Text for analysis >>
_ _ _ _ _ _ _

Immunoglobulin for alloimmune hemolytic disease in neonates


Exchange transfusion and phototherapy have traditionally been used to treat jaundice and avoid the associated neurological complications. Because of the risks and burdens of exchange transfusion, intravenous immunoglobulin (IVIg) has been suggested as an alternative therapy for alloimmune hemolytic disease of the newborn (HDN) to reduce the need for exchange transfusion.


To assess the effect and complications of IVIg in newborn infants with alloimmune HDN on the need for and number of exchange transfusions.

Search methods

We performed electronic searches of CENTRAL, PubMed, Embase (Ovid), Web of Science, CINAHL (EBSCOhost), Academic Search Premier, and the trial registers and controlled‐ in May 2017. We also searched reference lists of included and excluded trials and relevant reviews for further relevant studies.

Selection criteria

We considered all randomized and quasi‐randomized controlled trials of IVIg in the treatment of alloimmune HDN. Trials must have used predefined criteria for the use of IVIg and exchange transfusion therapy to be included.

Data collection and analysis

We used the standard methods of Cochrane and its Neonatal Review Group. We assessed studies for inclusion and two review authors independently assessed quality and extracted data. We discussed any differences of opinion to reach consensus. We contacted investigators for additional or missing information. We calculated risk ratio (RR), risk difference (RD) and number needed to treat for an additional beneficial outcome (NNTB) for categorical outcomes. We calculated mean difference (MD) for continuous variables. We used GRADE criteria to assess the risk of bias for major outcomes and to summarize the level of evidence.

Main results

Nine studies with 658 infants fulfilled the inclusion criteria. Term and preterm infants with Rh or ABO (or both) incompatibility were included. The use of exchange transfusion decreased significantly in the immunoglobulin treated group (typical RR 0.35, 95% CI 0.25 to 0.49; typical RD ‐0.22, 95% CI ‐0.27 to ‐0.16; NNTB 5). The mean number of exchange transfusions per infant was also significantly lower in the immunoglobulin treated group (MD ‐0.34, 95% CI ‐0.50 to ‐0.17). However, sensitivity analysis by risk of bias showed that in the only two studies in which the treatment was masked by use of a placebo and outcome assessment was blinded, the results differed; there was no difference in the need for exchange transfusions (RR 0.98, 95% CI 0.48 to 1.98) or number of exchange transfusions (MD ‐0.04, 95% CI ‐0.18 to 0.10). Two studies assessed long‐term outcomes and found no cases of kernicterus, deafness or cerebral palsy.

Authors’ conclusions

Although overall results show a significant reduction in the need for exchange transfusion in infants treated with IVIg, the applicability of the results is limited because of low to very low quality of evidence. Furthermore, the two studies at lowest risk of bias show no benefit of IVIg in reducing the need for and number of exchange transfusions. Based on these results, we have insufficient confidence in the effect estimate for benefit of IVIg to make even a weak recommendation for the use of IVIg for the treatment of alloimmune HDN. Further studies are needed before the use of IVIg for the treatment of alloimmune HDN can be recommended, and should include blinding of the intervention by use of a placebo as well as sufficient sample size to assess the potential for serious adverse effects.

_ _ _ _ _ _ _

Records in a dataset
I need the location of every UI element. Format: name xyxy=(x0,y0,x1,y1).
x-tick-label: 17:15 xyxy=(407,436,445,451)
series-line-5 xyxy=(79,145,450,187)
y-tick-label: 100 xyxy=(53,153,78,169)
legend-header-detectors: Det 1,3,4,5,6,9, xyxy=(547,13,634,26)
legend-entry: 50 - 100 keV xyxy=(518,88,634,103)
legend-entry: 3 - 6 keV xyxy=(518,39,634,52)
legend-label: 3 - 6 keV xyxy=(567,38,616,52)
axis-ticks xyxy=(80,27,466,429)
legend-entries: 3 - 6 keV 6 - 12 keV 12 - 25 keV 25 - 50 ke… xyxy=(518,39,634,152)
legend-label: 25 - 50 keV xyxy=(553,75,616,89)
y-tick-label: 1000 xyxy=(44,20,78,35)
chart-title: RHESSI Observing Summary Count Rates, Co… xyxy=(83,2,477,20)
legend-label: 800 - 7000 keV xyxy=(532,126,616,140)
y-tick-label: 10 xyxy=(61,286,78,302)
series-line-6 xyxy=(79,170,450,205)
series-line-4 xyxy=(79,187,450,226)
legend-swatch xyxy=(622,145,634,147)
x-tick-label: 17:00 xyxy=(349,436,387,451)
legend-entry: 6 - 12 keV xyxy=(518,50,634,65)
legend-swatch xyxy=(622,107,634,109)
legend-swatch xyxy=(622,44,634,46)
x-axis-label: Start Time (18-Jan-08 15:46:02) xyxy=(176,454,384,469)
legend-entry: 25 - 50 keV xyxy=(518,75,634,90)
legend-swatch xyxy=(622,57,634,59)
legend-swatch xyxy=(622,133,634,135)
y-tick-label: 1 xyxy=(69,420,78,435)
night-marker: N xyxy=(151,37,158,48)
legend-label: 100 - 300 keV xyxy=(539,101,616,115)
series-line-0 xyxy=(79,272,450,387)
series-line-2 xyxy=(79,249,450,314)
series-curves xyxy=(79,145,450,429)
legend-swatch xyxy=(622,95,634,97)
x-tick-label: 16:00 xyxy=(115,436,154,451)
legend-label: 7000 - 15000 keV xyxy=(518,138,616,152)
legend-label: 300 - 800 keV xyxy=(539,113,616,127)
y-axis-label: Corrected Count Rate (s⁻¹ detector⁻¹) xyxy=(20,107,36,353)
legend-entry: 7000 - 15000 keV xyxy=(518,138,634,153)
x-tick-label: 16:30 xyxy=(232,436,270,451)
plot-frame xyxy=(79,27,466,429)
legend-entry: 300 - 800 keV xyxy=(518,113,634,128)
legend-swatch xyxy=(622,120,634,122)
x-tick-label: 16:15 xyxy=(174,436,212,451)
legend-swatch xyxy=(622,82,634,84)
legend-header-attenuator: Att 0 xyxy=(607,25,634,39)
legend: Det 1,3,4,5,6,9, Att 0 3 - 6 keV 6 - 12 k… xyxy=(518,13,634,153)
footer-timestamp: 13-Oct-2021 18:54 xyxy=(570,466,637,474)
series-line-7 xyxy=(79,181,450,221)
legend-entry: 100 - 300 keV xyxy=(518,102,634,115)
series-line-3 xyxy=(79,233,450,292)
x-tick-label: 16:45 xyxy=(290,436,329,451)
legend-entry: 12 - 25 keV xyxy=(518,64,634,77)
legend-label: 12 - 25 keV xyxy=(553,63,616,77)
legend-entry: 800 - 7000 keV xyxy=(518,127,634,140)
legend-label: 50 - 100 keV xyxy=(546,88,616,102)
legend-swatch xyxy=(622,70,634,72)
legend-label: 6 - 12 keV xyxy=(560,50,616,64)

_ _ _ _ _ _ _

Task 1 >>
In the immunoglobulin abstract, how many studies and infants met the inclusion criteria?
Task 2 >>
Using the immunoglobulin abstract, explain why the authors decline to recommend IVIg for alloimmune HDN despite the overall drop in exchange transfusions.
Task 3 >>
Copy the immunoglobulin abstract word for word from "We performed electronic" up to and including "further relevant studies.".

Solution 1 >>
Nine studies with 658 infants.

Solution 2 >>
The evidence was of low to very low quality, which limits how far the results apply. Also, the two studies at lowest risk of bias showed no benefit of IVIg in reducing the need for or number of exchange transfusions. So the authors lacked enough confidence in the estimated benefit to make even a weak recommendation.

Solution 3 >>
We performed electronic searches of CENTRAL, PubMed, Embase (Ovid), Web of Science, CINAHL (EBSCOhost), Academic Search Premier, and the trial registers and controlled‐ in May 2017. We also searched reference lists of included and excluded trials and relevant reviews for further relevant studies.